◆ **Do this**: In the listing below, find every line containing "Chrome" and copy it out.

◆ **Task inputs**:
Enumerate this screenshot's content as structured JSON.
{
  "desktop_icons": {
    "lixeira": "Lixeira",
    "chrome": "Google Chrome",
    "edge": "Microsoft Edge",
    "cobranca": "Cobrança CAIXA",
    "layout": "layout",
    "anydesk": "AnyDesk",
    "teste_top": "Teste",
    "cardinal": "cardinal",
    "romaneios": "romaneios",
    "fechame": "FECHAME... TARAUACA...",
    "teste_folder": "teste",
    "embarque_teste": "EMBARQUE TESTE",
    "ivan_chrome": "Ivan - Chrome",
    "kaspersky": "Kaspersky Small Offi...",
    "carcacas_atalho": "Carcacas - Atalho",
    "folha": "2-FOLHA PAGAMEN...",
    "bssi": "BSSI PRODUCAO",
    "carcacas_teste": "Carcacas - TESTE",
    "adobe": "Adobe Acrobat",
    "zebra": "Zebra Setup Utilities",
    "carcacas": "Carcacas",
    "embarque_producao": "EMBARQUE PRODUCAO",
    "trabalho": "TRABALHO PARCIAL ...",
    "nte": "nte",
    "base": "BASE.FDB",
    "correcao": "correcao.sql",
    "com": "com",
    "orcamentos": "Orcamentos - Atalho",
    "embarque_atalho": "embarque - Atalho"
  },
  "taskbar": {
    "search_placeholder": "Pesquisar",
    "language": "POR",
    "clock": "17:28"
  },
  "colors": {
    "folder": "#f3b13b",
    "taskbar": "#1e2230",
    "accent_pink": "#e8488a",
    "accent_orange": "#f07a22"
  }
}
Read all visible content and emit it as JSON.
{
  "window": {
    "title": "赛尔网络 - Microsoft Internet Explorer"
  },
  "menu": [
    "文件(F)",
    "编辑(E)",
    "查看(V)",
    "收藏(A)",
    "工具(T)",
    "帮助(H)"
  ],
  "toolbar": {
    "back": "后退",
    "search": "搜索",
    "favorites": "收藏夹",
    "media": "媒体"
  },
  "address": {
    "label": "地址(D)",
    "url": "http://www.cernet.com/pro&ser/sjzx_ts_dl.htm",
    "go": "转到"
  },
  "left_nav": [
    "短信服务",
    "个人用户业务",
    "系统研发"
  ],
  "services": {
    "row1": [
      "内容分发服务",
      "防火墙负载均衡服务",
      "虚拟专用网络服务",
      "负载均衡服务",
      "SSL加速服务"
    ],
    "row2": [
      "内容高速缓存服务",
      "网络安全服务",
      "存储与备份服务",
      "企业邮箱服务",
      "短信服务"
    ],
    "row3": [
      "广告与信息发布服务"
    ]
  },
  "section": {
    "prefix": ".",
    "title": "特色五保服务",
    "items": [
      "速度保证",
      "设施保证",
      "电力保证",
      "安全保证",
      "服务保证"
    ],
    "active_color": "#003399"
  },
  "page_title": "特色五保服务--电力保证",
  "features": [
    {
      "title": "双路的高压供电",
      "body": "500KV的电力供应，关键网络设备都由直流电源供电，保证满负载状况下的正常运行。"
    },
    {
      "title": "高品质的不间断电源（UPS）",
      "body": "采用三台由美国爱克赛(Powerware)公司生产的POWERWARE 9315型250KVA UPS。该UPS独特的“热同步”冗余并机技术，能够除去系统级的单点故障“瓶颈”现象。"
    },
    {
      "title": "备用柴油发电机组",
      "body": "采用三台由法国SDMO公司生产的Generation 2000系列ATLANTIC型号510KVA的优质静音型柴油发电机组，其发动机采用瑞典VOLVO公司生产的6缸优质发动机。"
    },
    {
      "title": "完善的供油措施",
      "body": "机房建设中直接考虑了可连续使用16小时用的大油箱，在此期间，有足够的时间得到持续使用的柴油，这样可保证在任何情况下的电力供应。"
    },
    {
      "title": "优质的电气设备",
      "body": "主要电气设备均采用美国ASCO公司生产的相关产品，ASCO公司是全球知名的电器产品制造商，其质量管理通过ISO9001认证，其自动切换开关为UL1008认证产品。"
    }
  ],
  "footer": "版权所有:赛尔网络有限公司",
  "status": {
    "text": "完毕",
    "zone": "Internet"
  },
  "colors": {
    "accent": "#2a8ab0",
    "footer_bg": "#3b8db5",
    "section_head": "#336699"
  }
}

◆ **Exercise response**:
    "chrome": "Google Chrome",
    "ivan_chrome": "Ivan - Chrome",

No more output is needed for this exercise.